■ Your instructions ■
List each line of the data that holds the word "ontopologica".

■ Supplied records ■
--- begin ---
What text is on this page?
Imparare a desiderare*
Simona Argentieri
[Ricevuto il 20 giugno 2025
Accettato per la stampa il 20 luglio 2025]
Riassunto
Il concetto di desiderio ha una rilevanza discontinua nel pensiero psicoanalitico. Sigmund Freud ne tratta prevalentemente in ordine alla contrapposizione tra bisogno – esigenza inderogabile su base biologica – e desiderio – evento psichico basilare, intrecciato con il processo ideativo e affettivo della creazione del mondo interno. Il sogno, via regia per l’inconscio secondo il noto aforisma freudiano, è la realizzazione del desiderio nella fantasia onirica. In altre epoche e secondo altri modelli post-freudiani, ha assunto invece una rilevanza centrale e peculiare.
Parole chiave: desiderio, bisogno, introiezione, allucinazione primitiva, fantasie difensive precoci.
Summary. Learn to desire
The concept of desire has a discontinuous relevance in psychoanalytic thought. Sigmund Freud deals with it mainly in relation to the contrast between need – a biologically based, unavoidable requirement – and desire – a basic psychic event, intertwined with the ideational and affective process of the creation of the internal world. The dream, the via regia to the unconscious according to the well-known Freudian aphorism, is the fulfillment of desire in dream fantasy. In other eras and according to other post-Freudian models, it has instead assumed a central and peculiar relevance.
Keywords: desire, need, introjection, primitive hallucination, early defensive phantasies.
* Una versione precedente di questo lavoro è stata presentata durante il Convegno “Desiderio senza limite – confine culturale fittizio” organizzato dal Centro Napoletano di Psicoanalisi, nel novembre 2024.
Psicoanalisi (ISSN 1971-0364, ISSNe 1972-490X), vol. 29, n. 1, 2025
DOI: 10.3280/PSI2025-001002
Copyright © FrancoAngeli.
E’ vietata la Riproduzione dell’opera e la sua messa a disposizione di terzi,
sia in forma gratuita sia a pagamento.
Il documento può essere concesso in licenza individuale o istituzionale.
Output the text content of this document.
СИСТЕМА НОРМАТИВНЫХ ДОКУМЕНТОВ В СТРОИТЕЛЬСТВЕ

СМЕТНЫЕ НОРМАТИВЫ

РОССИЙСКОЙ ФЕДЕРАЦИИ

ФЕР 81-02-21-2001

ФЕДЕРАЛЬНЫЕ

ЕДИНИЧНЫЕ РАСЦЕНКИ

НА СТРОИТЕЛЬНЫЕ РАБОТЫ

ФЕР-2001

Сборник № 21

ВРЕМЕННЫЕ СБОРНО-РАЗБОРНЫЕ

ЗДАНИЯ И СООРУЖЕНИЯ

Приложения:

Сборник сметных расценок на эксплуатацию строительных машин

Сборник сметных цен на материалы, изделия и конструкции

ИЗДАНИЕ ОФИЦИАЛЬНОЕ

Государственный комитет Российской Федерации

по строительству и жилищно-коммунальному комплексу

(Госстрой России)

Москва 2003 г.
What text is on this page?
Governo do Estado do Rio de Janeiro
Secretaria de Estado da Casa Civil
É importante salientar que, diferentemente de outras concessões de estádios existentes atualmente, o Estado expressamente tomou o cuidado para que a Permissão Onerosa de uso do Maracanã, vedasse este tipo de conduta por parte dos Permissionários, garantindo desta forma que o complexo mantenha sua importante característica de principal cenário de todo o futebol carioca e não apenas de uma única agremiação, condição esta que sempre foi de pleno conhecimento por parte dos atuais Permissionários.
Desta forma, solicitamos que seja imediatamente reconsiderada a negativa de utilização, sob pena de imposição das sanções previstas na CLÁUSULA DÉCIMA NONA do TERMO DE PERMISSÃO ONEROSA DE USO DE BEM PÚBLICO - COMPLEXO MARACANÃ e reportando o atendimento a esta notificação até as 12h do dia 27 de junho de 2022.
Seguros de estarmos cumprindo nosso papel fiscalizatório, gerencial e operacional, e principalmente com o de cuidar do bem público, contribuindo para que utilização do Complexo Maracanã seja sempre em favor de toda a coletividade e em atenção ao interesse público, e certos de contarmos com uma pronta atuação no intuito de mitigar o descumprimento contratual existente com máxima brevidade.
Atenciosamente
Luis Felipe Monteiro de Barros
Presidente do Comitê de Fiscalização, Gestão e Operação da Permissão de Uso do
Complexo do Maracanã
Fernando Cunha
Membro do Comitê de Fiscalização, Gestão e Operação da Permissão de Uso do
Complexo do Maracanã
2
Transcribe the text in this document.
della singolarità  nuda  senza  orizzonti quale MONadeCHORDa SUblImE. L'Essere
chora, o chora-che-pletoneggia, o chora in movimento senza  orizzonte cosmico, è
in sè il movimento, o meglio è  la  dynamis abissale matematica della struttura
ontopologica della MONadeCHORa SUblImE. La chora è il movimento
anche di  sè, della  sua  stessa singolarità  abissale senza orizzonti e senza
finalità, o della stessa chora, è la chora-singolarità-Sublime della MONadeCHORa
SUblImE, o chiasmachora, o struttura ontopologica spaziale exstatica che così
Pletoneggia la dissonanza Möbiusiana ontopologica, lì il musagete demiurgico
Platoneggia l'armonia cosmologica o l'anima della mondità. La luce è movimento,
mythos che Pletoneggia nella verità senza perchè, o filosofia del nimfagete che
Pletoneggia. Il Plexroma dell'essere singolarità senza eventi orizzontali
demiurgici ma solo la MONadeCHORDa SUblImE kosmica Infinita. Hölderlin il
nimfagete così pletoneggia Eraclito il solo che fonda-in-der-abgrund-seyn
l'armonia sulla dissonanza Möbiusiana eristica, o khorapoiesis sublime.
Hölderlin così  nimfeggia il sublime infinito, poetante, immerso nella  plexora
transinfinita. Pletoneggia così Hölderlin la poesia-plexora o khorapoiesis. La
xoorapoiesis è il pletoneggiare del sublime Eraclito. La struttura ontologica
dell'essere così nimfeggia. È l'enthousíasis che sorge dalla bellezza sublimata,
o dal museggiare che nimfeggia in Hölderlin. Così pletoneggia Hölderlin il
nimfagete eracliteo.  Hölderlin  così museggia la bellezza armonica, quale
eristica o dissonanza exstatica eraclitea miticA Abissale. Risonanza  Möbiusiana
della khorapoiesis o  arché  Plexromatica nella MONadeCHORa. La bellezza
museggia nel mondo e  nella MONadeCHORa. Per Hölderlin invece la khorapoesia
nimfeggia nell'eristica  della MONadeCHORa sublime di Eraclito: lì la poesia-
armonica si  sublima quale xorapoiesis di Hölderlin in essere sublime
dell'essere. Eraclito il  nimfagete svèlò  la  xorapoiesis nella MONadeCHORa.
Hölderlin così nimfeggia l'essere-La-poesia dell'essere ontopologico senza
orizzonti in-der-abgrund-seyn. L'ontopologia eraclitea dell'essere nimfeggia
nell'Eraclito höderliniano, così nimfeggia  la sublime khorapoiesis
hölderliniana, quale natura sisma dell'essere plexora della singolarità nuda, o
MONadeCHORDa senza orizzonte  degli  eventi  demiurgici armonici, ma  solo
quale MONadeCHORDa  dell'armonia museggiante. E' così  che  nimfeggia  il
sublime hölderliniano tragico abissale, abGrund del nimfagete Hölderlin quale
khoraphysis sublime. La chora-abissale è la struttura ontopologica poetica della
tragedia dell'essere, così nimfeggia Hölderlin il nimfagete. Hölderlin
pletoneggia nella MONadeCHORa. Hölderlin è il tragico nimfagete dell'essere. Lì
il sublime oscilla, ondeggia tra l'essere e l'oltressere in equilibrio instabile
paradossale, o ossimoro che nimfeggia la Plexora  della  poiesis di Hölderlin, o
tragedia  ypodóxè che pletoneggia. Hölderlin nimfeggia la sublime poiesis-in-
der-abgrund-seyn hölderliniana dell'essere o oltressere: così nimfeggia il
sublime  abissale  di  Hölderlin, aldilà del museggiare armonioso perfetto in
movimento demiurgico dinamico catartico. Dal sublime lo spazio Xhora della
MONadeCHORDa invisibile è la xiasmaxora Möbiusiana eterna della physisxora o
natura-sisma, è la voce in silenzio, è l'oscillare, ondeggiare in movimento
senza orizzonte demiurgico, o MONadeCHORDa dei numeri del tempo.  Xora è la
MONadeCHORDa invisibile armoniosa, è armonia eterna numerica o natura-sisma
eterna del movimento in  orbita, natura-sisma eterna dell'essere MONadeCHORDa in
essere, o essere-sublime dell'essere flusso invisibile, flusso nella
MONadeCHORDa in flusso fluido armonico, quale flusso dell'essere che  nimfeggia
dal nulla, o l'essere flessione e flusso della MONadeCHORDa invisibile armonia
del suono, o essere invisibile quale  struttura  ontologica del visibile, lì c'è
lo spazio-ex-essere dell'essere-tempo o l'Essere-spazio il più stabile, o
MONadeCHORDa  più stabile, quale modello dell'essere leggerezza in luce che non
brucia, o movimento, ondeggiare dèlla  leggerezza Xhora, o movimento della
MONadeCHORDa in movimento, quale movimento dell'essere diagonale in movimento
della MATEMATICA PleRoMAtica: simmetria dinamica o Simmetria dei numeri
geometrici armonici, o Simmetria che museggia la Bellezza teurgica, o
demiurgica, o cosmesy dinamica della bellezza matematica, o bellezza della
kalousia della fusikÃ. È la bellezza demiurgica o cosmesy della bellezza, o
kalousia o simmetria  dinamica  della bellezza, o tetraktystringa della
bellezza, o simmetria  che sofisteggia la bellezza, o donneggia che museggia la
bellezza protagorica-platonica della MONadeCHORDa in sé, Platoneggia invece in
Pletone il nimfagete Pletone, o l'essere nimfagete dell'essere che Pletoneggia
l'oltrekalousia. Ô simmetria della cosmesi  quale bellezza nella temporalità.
--- end ---
■ Complete answer ■
ontopologica della MONadeCHORa SUblImE. La chora è il movimento
SUblImE, o chiasmachora, o struttura ontopologica spaziale exstatica che così
Pletoneggia la dissonanza Möbiusiana ontopologica, lì il musagete demiurgico
khoraphysis sublime. La chora-abissale è la struttura ontopologica poetica della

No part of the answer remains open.